- [RECORDS FOR THIS TASK]
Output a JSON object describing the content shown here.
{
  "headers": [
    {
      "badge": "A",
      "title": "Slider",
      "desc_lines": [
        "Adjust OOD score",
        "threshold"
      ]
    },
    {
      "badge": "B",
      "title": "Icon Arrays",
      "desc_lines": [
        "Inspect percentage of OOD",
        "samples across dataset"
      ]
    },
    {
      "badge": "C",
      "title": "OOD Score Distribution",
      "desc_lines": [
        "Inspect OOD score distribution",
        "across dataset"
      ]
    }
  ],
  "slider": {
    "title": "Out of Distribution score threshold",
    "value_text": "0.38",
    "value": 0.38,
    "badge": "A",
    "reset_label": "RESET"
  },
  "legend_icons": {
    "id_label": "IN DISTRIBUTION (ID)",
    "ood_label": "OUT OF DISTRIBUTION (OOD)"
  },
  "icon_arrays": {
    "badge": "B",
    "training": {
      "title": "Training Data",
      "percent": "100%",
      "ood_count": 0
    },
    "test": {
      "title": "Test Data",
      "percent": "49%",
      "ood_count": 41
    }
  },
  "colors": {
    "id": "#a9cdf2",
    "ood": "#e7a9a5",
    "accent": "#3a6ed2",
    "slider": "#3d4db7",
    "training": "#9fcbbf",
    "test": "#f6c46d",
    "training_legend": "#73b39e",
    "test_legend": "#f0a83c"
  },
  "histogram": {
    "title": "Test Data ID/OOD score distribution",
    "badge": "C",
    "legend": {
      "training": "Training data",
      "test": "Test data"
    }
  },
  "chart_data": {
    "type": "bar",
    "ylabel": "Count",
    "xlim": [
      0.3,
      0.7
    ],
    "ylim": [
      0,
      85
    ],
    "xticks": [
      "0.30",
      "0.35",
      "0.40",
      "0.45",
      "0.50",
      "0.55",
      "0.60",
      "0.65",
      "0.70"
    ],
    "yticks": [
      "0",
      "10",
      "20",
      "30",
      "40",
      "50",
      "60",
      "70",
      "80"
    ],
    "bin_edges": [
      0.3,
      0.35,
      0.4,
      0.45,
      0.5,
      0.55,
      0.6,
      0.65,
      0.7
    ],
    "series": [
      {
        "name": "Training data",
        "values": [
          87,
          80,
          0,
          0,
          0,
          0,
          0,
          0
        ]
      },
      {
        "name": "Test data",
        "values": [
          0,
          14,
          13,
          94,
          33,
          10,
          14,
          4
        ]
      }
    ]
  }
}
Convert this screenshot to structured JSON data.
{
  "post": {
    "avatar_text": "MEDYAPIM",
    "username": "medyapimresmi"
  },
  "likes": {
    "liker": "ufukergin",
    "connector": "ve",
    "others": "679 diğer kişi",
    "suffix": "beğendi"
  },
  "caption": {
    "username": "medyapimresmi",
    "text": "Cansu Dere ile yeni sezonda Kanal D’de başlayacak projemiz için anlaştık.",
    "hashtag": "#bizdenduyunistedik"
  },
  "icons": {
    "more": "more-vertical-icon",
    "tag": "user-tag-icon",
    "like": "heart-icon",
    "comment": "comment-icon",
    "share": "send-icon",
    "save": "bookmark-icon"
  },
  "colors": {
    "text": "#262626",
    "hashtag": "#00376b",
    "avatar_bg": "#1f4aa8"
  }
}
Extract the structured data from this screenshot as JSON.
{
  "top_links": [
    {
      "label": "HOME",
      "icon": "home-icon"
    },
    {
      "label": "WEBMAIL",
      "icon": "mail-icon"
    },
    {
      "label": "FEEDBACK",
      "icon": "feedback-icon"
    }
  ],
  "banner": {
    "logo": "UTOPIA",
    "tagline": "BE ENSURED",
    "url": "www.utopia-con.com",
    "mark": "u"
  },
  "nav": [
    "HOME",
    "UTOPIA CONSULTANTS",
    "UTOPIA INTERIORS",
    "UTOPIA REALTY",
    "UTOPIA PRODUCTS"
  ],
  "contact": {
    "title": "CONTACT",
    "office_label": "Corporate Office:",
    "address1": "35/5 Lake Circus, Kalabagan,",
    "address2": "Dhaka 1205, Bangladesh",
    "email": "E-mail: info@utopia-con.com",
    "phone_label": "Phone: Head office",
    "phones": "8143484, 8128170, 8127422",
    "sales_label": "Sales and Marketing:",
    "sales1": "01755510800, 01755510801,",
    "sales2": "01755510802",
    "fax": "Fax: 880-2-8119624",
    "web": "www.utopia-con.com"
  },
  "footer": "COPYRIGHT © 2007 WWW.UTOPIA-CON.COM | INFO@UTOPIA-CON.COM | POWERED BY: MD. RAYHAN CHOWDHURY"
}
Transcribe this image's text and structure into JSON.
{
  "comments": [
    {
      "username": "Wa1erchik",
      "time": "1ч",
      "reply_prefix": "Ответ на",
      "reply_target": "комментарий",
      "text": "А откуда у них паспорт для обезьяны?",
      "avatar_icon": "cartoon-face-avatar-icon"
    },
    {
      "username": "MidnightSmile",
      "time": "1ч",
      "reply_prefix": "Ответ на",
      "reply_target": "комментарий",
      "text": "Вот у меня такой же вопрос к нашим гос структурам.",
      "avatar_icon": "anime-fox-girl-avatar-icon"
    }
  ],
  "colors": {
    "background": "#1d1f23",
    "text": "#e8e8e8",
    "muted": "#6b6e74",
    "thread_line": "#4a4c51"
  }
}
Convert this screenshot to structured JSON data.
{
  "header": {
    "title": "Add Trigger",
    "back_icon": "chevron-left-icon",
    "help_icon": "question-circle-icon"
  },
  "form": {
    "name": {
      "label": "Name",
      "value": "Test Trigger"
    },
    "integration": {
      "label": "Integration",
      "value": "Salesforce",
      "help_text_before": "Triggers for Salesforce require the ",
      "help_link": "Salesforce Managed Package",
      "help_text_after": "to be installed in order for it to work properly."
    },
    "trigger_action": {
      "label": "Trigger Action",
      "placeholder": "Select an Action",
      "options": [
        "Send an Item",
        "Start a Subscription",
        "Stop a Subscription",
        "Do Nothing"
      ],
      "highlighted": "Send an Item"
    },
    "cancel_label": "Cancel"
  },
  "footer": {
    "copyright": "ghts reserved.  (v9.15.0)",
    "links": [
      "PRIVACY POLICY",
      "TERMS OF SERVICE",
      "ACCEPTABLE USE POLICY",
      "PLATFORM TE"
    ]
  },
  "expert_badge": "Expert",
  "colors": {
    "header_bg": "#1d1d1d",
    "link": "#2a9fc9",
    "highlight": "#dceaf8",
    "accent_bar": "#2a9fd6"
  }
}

- [GIVEN TASK] Repeat the listing exactly, from its first line to its last.

- [RESULT]
Output a JSON object describing the content shown here.
{
  "headers": [
    {
      "badge": "A",
      "title": "Slider",
      "desc_lines": [
        "Adjust OOD score",
        "threshold"
      ]
    },
    {
      "badge": "B",
      "title": "Icon Arrays",
      "desc_lines": [
        "Inspect percentage of OOD",
        "samples across dataset"
      ]
    },
    {
      "badge": "C",
      "title": "OOD Score Distribution",
      "desc_lines": [
        "Inspect OOD score distribution",
        "across dataset"
      ]
    }
  ],
  "slider": {
    "title": "Out of Distribution score threshold",
    "value_text": "0.38",
    "value": 0.38,
    "badge": "A",
    "reset_label": "RESET"
  },
  "legend_icons": {
    "id_label": "IN DISTRIBUTION (ID)",
    "ood_label": "OUT OF DISTRIBUTION (OOD)"
  },
  "icon_arrays": {
    "badge": "B",
    "training": {
      "title": "Training Data",
      "percent": "100%",
      "ood_count": 0
    },
    "test": {
      "title": "Test Data",
      "percent": "49%",
      "ood_count": 41
    }
  },
  "colors": {
    "id": "#a9cdf2",
    "ood": "#e7a9a5",
    "accent": "#3a6ed2",
    "slider": "#3d4db7",
    "training": "#9fcbbf",
    "test": "#f6c46d",
    "training_legend": "#73b39e",
    "test_legend": "#f0a83c"
  },
  "histogram": {
    "title": "Test Data ID/OOD score distribution",
    "badge": "C",
    "legend": {
      "training": "Training data",
      "test": "Test data"
    }
  },
  "chart_data": {
    "type": "bar",
    "ylabel": "Count",
    "xlim": [
      0.3,
      0.7
    ],
    "ylim": [
      0,
      85
    ],
    "xticks": [
      "0.30",
      "0.35",
      "0.40",
      "0.45",
      "0.50",
      "0.55",
      "0.60",
      "0.65",
      "0.70"
    ],
    "yticks": [
      "0",
      "10",
      "20",
      "30",
      "40",
      "50",
      "60",
      "70",
      "80"
    ],
    "bin_edges": [
      0.3,
      0.35,
      0.4,
      0.45,
      0.5,
      0.55,
      0.6,
      0.65,
      0.7
    ],
    "series": [
      {
        "name": "Training data",
        "values": [
          87,
          80,
          0,
          0,
          0,
          0,
          0,
          0
        ]
      },
      {
        "name": "Test data",
        "values": [
          0,
          14,
          13,
          94,
          33,
          10,
          14,
          4
        ]
      }
    ]
  }
}
Convert this screenshot to structured JSON data.
{
  "post": {
    "avatar_text": "MEDYAPIM",
    "username": "medyapimresmi"
  },
  "likes": {
    "liker": "ufukergin",
    "connector": "ve",
    "others": "679 diğer kişi",
    "suffix": "beğendi"
  },
  "caption": {
    "username": "medyapimresmi",
    "text": "Cansu Dere ile yeni sezonda Kanal D’de başlayacak projemiz için anlaştık.",
    "hashtag": "#bizdenduyunistedik"
  },
  "icons": {
    "more": "more-vertical-icon",
    "tag": "user-tag-icon",
    "like": "heart-icon",
    "comment": "comment-icon",
    "share": "send-icon",
    "save": "bookmark-icon"
  },
  "colors": {
    "text": "#262626",
    "hashtag": "#00376b",
    "avatar_bg": "#1f4aa8"
  }
}
Extract the structured data from this screenshot as JSON.
{
  "top_links": [
    {
      "label": "HOME",
      "icon": "home-icon"
    },
    {
      "label": "WEBMAIL",
      "icon": "mail-icon"
    },
    {
      "label": "FEEDBACK",
      "icon": "feedback-icon"
    }
  ],
  "banner": {
    "logo": "UTOPIA",
    "tagline": "BE ENSURED",
    "url": "www.utopia-con.com",
    "mark": "u"
  },
  "nav": [
    "HOME",
    "UTOPIA CONSULTANTS",
    "UTOPIA INTERIORS",
    "UTOPIA REALTY",
    "UTOPIA PRODUCTS"
  ],
  "contact": {
    "title": "CONTACT",
    "office_label": "Corporate Office:",
    "address1": "35/5 Lake Circus, Kalabagan,",
    "address2": "Dhaka 1205, Bangladesh",
    "email": "E-mail: info@utopia-con.com",
    "phone_label": "Phone: Head office",
    "phones": "8143484, 8128170, 8127422",
    "sales_label": "Sales and Marketing:",
    "sales1": "01755510800, 01755510801,",
    "sales2": "01755510802",
    "fax": "Fax: 880-2-8119624",
    "web": "www.utopia-con.com"
  },
  "footer": "COPYRIGHT © 2007 WWW.UTOPIA-CON.COM | INFO@UTOPIA-CON.COM | POWERED BY: MD. RAYHAN CHOWDHURY"
}
Transcribe this image's text and structure into JSON.
{
  "comments": [
    {
      "username": "Wa1erchik",
      "time": "1ч",
      "reply_prefix": "Ответ на",
      "reply_target": "комментарий",
      "text": "А откуда у них паспорт для обезьяны?",
      "avatar_icon": "cartoon-face-avatar-icon"
    },
    {
      "username": "MidnightSmile",
      "time": "1ч",
      "reply_prefix": "Ответ на",
      "reply_target": "комментарий",
      "text": "Вот у меня такой же вопрос к нашим гос структурам.",
      "avatar_icon": "anime-fox-girl-avatar-icon"
    }
  ],
  "colors": {
    "background": "#1d1f23",
    "text": "#e8e8e8",
    "muted": "#6b6e74",
    "thread_line": "#4a4c51"
  }
}
Convert this screenshot to structured JSON data.
{
  "header": {
    "title": "Add Trigger",
    "back_icon": "chevron-left-icon",
    "help_icon": "question-circle-icon"
  },
  "form": {
    "name": {
      "label": "Name",
      "value": "Test Trigger"
    },
    "integration": {
      "label": "Integration",
      "value": "Salesforce",
      "help_text_before": "Triggers for Salesforce require the ",
      "help_link": "Salesforce Managed Package",
      "help_text_after": "to be installed in order for it to work properly."
    },
    "trigger_action": {
      "label": "Trigger Action",
      "placeholder": "Select an Action",
      "options": [
        "Send an Item",
        "Start a Subscription",
        "Stop a Subscription",
        "Do Nothing"
      ],
      "highlighted": "Send an Item"
    },
    "cancel_label": "Cancel"
  },
  "footer": {
    "copyright": "ghts reserved.  (v9.15.0)",
    "links": [
      "PRIVACY POLICY",
      "TERMS OF SERVICE",
      "ACCEPTABLE USE POLICY",
      "PLATFORM TE"
    ]
  },
  "expert_badge": "Expert",
  "colors": {
    "header_bg": "#1d1d1d",
    "link": "#2a9fc9",
    "highlight": "#dceaf8",
    "accent_bar": "#2a9fd6"
  }
}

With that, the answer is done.